Work to do: Collect every line of the items below that contains the word "zoom", copying each line in full. Match case exactly.

>> start Record set

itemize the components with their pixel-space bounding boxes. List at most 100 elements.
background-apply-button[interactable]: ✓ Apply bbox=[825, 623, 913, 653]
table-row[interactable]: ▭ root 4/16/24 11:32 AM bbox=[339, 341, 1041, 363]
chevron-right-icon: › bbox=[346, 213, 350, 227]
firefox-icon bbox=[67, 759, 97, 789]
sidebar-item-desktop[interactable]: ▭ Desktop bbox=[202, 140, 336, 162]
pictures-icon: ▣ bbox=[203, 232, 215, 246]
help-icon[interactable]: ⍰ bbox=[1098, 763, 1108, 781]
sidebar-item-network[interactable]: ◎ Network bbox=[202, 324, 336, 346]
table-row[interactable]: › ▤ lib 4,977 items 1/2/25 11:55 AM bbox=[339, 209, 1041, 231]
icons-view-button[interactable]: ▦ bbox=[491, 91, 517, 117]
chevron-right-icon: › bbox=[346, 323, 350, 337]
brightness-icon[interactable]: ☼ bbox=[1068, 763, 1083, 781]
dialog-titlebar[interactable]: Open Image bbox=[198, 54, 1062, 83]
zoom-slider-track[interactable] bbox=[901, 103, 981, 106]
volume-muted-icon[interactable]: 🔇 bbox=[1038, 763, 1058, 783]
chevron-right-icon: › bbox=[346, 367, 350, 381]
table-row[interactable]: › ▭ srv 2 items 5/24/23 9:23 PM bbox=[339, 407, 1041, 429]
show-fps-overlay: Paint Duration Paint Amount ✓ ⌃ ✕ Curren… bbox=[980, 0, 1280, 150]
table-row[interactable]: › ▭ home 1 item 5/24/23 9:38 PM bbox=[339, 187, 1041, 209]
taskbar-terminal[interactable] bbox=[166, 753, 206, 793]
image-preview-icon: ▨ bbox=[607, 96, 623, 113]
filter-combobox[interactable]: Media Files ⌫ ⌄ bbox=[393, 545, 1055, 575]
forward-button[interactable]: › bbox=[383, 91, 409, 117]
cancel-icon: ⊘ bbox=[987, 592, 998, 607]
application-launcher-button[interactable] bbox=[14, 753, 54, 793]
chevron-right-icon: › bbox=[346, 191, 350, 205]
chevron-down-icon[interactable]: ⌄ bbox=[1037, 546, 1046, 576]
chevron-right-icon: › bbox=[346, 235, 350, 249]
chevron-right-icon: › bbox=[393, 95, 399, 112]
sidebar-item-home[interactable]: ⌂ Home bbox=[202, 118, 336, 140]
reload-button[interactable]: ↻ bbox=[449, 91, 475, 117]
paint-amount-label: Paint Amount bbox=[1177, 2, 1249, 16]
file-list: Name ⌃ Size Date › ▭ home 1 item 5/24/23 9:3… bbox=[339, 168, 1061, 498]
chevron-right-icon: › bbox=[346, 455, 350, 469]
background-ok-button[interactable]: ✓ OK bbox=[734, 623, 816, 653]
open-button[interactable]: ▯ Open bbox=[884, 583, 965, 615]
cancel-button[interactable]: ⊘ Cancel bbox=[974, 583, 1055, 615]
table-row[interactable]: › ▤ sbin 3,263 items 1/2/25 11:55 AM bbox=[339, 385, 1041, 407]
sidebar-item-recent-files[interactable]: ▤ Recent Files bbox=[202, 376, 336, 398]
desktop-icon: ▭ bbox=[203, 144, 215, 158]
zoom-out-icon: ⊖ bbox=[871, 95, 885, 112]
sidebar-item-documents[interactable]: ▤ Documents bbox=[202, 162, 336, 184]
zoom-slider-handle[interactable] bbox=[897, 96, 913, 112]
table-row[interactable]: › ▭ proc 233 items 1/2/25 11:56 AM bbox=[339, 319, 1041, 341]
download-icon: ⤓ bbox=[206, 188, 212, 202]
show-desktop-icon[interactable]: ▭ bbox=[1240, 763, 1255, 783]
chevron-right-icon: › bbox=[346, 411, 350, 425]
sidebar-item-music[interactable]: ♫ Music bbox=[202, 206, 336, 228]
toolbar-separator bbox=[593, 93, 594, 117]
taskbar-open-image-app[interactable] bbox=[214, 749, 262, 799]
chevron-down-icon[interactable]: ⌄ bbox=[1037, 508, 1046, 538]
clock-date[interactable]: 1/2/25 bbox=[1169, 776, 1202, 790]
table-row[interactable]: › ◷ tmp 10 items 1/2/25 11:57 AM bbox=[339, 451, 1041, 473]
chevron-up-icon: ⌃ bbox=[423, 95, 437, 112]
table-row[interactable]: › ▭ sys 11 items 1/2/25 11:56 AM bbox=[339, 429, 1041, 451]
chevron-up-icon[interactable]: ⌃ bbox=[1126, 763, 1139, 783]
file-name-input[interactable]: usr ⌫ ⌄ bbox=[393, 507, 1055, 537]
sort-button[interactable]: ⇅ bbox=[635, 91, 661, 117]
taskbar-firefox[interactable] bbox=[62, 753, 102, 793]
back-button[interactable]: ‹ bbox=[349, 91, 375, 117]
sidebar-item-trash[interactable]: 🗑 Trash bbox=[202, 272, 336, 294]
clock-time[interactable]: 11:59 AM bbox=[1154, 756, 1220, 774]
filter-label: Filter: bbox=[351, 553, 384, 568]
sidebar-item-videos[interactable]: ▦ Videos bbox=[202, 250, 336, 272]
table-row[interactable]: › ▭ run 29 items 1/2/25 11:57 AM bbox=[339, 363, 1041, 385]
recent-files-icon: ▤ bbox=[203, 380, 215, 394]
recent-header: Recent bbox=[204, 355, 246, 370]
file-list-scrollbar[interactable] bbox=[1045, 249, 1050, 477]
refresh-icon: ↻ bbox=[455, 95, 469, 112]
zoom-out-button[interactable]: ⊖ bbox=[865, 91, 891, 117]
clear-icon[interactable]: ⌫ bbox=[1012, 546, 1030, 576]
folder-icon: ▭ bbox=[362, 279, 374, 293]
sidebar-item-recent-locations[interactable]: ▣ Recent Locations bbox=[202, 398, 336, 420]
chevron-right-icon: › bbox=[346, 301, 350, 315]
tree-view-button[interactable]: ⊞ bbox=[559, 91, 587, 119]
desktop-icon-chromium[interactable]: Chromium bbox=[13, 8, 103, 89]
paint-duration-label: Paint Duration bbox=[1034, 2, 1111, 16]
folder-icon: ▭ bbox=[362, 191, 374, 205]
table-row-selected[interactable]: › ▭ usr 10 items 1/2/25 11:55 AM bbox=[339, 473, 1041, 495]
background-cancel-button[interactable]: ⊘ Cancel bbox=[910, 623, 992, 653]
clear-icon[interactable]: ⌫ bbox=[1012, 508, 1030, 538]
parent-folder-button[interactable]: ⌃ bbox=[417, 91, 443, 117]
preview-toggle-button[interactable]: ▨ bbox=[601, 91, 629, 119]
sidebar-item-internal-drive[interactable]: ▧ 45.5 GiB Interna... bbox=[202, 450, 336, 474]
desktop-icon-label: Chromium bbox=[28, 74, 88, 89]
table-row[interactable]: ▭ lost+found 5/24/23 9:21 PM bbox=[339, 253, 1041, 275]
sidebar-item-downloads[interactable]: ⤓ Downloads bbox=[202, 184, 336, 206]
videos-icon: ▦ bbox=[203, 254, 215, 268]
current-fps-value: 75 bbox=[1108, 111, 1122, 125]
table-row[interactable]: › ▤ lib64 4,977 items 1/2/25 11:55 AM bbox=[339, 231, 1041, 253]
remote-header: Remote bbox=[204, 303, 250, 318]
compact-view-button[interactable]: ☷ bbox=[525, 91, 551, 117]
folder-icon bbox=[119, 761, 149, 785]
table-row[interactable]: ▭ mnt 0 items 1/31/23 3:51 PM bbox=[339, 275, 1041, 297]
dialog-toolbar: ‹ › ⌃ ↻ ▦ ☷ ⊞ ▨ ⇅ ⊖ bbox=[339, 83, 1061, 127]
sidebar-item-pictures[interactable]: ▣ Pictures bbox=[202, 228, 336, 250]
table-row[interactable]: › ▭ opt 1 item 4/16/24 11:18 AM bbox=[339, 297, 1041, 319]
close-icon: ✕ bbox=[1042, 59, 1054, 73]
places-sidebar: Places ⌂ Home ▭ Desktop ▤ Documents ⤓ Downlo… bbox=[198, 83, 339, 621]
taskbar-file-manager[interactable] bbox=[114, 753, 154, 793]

>> end Record set

Written reply:
zoom-slider-track[interactable] bbox=[901, 103, 981, 106]
zoom-out-icon: ⊖ bbox=[871, 95, 885, 112]
zoom-slider-handle[interactable] bbox=[897, 96, 913, 112]
zoom-out-button[interactable]: ⊖ bbox=[865, 91, 891, 117]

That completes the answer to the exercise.